The data:

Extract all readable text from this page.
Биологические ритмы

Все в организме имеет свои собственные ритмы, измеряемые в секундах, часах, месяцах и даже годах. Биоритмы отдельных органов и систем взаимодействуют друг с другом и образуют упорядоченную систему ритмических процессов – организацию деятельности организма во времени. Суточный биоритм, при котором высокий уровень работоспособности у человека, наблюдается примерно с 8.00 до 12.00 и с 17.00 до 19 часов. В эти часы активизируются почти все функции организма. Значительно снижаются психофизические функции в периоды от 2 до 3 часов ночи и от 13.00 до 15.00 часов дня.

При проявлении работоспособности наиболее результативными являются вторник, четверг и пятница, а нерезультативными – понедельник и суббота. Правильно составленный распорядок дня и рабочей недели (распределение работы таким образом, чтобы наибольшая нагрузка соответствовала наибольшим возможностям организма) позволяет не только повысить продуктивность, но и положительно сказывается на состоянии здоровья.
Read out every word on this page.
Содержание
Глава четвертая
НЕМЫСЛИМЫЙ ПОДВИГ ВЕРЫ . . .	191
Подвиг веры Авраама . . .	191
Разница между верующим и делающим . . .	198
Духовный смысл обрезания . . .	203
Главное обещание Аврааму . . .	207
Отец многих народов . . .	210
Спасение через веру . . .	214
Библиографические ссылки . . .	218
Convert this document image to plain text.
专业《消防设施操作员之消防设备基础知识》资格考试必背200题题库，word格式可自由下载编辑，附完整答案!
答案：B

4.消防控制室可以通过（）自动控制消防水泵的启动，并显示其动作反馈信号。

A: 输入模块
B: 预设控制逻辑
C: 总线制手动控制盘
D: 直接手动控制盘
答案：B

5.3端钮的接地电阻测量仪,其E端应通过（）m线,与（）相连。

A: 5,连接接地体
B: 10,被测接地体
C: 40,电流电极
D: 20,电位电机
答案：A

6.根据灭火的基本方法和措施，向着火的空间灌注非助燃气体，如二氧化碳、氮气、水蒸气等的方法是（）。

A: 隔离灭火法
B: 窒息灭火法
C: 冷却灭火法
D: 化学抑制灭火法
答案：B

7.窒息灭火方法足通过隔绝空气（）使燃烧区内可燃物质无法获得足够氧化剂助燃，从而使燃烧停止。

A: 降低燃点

Exercise brief: Quote, without alteration, the final stretch of the entries: the line with "Convert this document image to plain text." onward to the last line.

The solution:
Convert this document image to plain text.
专业《消防设施操作员之消防设备基础知识》资格考试必背200题题库，word格式可自由下载编辑，附完整答案!
答案：B

4.消防控制室可以通过（）自动控制消防水泵的启动，并显示其动作反馈信号。

A: 输入模块
B: 预设控制逻辑
C: 总线制手动控制盘
D: 直接手动控制盘
答案：B

5.3端钮的接地电阻测量仪,其E端应通过（）m线,与（）相连。

A: 5,连接接地体
B: 10,被测接地体
C: 40,电流电极
D: 20,电位电机
答案：A

6.根据灭火的基本方法和措施，向着火的空间灌注非助燃气体，如二氧化碳、氮气、水蒸气等的方法是（）。

A: 隔离灭火法
B: 窒息灭火法
C: 冷却灭火法
D: 化学抑制灭火法
答案：B

7.窒息灭火方法足通过隔绝空气（）使燃烧区内可燃物质无法获得足够氧化剂助燃，从而使燃烧停止。

A: 降低燃点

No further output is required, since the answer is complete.